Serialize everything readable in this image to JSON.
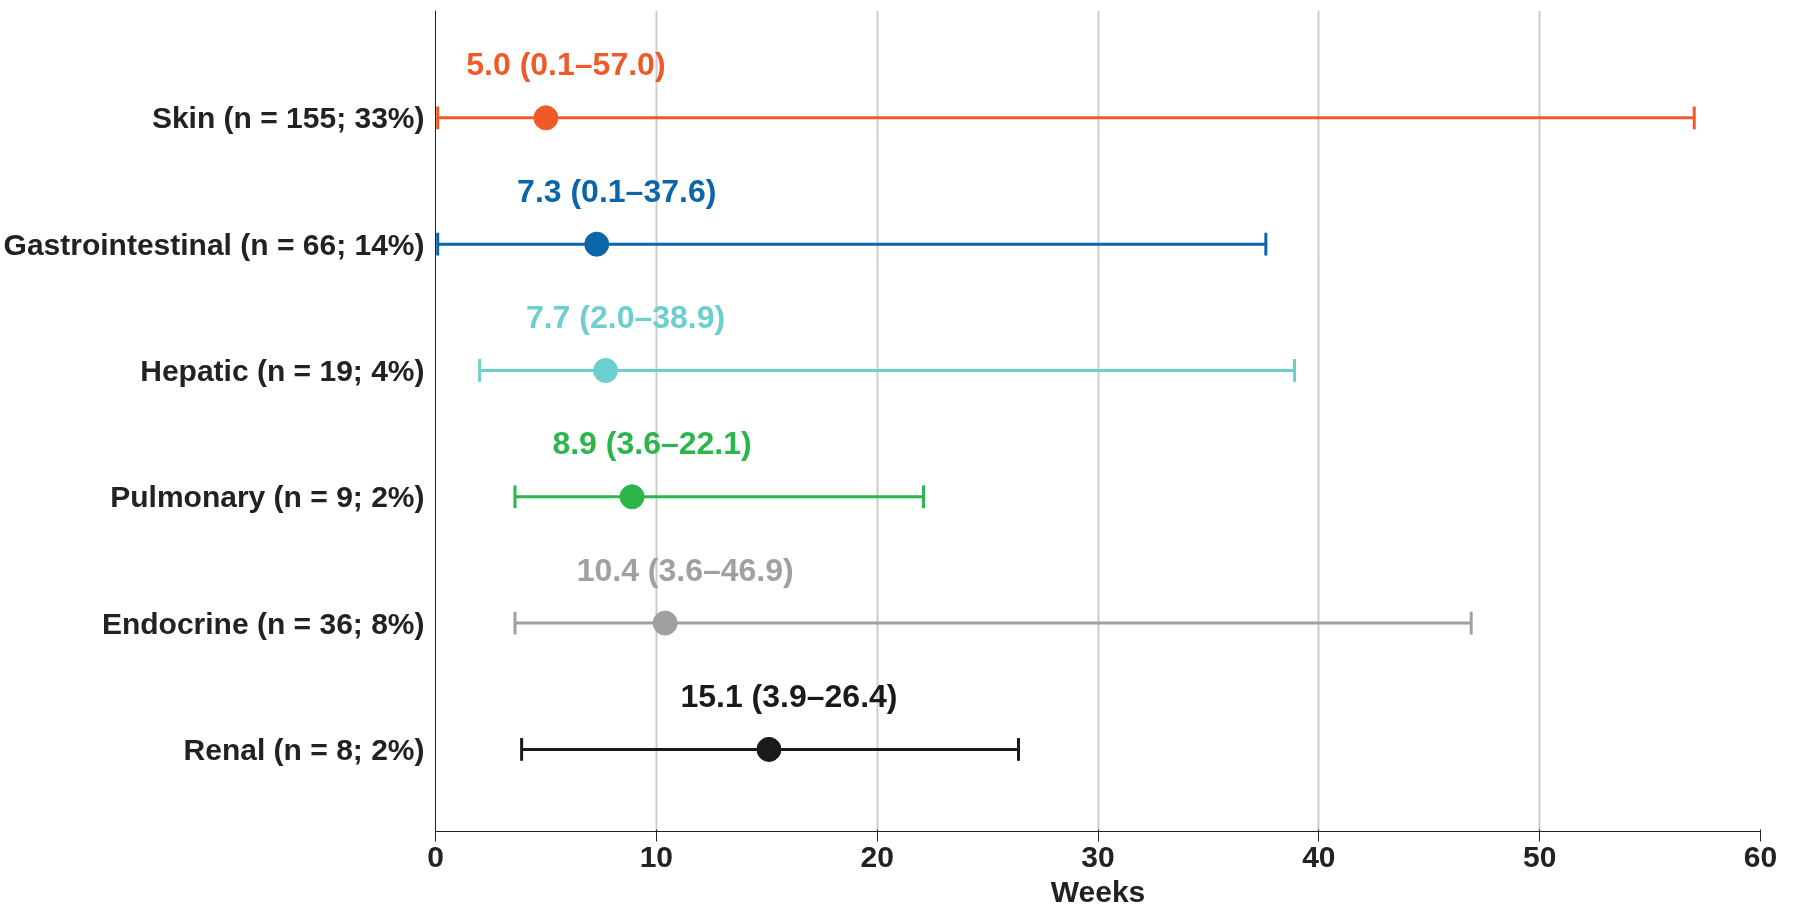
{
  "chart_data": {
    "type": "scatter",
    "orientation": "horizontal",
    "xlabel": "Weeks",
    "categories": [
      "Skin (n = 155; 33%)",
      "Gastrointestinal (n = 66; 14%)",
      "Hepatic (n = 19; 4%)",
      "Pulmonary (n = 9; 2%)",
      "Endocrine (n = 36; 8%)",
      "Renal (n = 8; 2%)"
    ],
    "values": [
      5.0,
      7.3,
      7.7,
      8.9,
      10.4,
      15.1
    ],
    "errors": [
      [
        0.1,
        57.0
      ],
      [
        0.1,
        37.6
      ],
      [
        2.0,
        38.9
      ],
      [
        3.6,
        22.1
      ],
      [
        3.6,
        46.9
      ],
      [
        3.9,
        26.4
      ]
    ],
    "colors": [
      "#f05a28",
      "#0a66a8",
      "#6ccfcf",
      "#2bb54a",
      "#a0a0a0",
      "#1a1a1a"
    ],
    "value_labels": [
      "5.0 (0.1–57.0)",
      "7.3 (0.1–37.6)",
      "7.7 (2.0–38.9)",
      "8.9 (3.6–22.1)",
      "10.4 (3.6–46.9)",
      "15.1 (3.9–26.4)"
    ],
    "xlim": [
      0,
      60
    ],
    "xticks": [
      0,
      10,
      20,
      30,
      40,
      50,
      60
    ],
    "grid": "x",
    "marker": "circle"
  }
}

**Stated exercise:** Print all the records again exactly; do not include any picture.

**Written answer:**
Serialize everything readable in this image to JSON.
{
  "chart_data": {
    "type": "scatter",
    "orientation": "horizontal",
    "xlabel": "Weeks",
    "categories": [
      "Skin (n = 155; 33%)",
      "Gastrointestinal (n = 66; 14%)",
      "Hepatic (n = 19; 4%)",
      "Pulmonary (n = 9; 2%)",
      "Endocrine (n = 36; 8%)",
      "Renal (n = 8; 2%)"
    ],
    "values": [
      5.0,
      7.3,
      7.7,
      8.9,
      10.4,
      15.1
    ],
    "errors": [
      [
        0.1,
        57.0
      ],
      [
        0.1,
        37.6
      ],
      [
        2.0,
        38.9
      ],
      [
        3.6,
        22.1
      ],
      [
        3.6,
        46.9
      ],
      [
        3.9,
        26.4
      ]
    ],
    "colors": [
      "#f05a28",
      "#0a66a8",
      "#6ccfcf",
      "#2bb54a",
      "#a0a0a0",
      "#1a1a1a"
    ],
    "value_labels": [
      "5.0 (0.1–57.0)",
      "7.3 (0.1–37.6)",
      "7.7 (2.0–38.9)",
      "8.9 (3.6–22.1)",
      "10.4 (3.6–46.9)",
      "15.1 (3.9–26.4)"
    ],
    "xlim": [
      0,
      60
    ],
    "xticks": [
      0,
      10,
      20,
      30,
      40,
      50,
      60
    ],
    "grid": "x",
    "marker": "circle"
  }
}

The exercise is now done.